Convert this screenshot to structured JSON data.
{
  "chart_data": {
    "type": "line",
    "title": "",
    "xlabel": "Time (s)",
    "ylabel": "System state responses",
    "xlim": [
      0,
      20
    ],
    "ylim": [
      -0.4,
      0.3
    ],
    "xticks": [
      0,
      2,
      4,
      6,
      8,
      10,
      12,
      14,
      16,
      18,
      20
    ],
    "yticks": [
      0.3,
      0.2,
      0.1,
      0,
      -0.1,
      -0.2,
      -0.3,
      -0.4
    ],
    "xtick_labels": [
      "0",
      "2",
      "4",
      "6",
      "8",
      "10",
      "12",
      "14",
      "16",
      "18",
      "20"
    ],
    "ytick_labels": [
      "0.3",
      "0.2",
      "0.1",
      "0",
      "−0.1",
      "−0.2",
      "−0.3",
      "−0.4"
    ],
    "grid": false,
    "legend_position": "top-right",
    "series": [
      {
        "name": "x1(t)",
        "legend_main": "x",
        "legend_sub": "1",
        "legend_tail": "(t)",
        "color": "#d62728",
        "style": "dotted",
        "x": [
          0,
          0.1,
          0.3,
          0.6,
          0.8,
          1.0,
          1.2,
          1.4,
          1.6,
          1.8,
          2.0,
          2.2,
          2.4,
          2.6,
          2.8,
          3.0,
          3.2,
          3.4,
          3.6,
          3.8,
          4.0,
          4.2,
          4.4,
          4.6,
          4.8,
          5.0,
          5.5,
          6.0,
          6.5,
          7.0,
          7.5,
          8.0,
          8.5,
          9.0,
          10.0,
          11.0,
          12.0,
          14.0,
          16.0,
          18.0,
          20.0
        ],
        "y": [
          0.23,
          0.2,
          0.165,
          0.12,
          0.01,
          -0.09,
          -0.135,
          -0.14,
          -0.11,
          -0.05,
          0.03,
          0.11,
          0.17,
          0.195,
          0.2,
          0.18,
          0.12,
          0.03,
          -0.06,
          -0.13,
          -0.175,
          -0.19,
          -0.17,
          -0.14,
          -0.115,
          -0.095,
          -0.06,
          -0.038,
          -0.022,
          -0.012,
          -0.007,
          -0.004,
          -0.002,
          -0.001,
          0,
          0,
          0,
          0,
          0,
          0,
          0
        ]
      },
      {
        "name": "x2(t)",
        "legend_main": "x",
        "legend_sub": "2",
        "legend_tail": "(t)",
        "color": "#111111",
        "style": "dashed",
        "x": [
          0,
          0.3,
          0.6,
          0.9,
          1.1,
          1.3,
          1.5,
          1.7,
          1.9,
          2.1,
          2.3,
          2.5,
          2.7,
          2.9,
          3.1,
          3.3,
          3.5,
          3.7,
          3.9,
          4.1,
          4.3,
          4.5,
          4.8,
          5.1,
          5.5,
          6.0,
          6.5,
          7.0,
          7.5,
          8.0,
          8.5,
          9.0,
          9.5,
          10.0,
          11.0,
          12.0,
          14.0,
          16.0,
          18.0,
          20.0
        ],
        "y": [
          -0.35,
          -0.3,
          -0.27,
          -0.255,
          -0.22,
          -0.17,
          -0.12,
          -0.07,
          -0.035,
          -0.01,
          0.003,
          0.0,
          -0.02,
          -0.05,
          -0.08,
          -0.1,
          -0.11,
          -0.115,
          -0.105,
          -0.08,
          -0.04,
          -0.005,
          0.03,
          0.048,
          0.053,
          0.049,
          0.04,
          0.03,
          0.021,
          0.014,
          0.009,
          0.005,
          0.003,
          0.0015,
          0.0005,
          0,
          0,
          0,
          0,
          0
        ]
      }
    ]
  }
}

● Your objective
Please quote the data above in full, with no line missing.

● Finished answer
Convert this screenshot to structured JSON data.
{
  "chart_data": {
    "type": "line",
    "title": "",
    "xlabel": "Time (s)",
    "ylabel": "System state responses",
    "xlim": [
      0,
      20
    ],
    "ylim": [
      -0.4,
      0.3
    ],
    "xticks": [
      0,
      2,
      4,
      6,
      8,
      10,
      12,
      14,
      16,
      18,
      20
    ],
    "yticks": [
      0.3,
      0.2,
      0.1,
      0,
      -0.1,
      -0.2,
      -0.3,
      -0.4
    ],
    "xtick_labels": [
      "0",
      "2",
      "4",
      "6",
      "8",
      "10",
      "12",
      "14",
      "16",
      "18",
      "20"
    ],
    "ytick_labels": [
      "0.3",
      "0.2",
      "0.1",
      "0",
      "−0.1",
      "−0.2",
      "−0.3",
      "−0.4"
    ],
    "grid": false,
    "legend_position": "top-right",
    "series": [
      {
        "name": "x1(t)",
        "legend_main": "x",
        "legend_sub": "1",
        "legend_tail": "(t)",
        "color": "#d62728",
        "style": "dotted",
        "x": [
          0,
          0.1,
          0.3,
          0.6,
          0.8,
          1.0,
          1.2,
          1.4,
          1.6,
          1.8,
          2.0,
          2.2,
          2.4,
          2.6,
          2.8,
          3.0,
          3.2,
          3.4,
          3.6,
          3.8,
          4.0,
          4.2,
          4.4,
          4.6,
          4.8,
          5.0,
          5.5,
          6.0,
          6.5,
          7.0,
          7.5,
          8.0,
          8.5,
          9.0,
          10.0,
          11.0,
          12.0,
          14.0,
          16.0,
          18.0,
          20.0
        ],
        "y": [
          0.23,
          0.2,
          0.165,
          0.12,
          0.01,
          -0.09,
          -0.135,
          -0.14,
          -0.11,
          -0.05,
          0.03,
          0.11,
          0.17,
          0.195,
          0.2,
          0.18,
          0.12,
          0.03,
          -0.06,
          -0.13,
          -0.175,
          -0.19,
          -0.17,
          -0.14,
          -0.115,
          -0.095,
          -0.06,
          -0.038,
          -0.022,
          -0.012,
          -0.007,
          -0.004,
          -0.002,
          -0.001,
          0,
          0,
          0,
          0,
          0,
          0,
          0
        ]
      },
      {
        "name": "x2(t)",
        "legend_main": "x",
        "legend_sub": "2",
        "legend_tail": "(t)",
        "color": "#111111",
        "style": "dashed",
        "x": [
          0,
          0.3,
          0.6,
          0.9,
          1.1,
          1.3,
          1.5,
          1.7,
          1.9,
          2.1,
          2.3,
          2.5,
          2.7,
          2.9,
          3.1,
          3.3,
          3.5,
          3.7,
          3.9,
          4.1,
          4.3,
          4.5,
          4.8,
          5.1,
          5.5,
          6.0,
          6.5,
          7.0,
          7.5,
          8.0,
          8.5,
          9.0,
          9.5,
          10.0,
          11.0,
          12.0,
          14.0,
          16.0,
          18.0,
          20.0
        ],
        "y": [
          -0.35,
          -0.3,
          -0.27,
          -0.255,
          -0.22,
          -0.17,
          -0.12,
          -0.07,
          -0.035,
          -0.01,
          0.003,
          0.0,
          -0.02,
          -0.05,
          -0.08,
          -0.1,
          -0.11,
          -0.115,
          -0.105,
          -0.08,
          -0.04,
          -0.005,
          0.03,
          0.048,
          0.053,
          0.049,
          0.04,
          0.03,
          0.021,
          0.014,
          0.009,
          0.005,
          0.003,
          0.0015,
          0.0005,
          0,
          0,
          0,
          0,
          0
        ]
      }
    ]
  }
}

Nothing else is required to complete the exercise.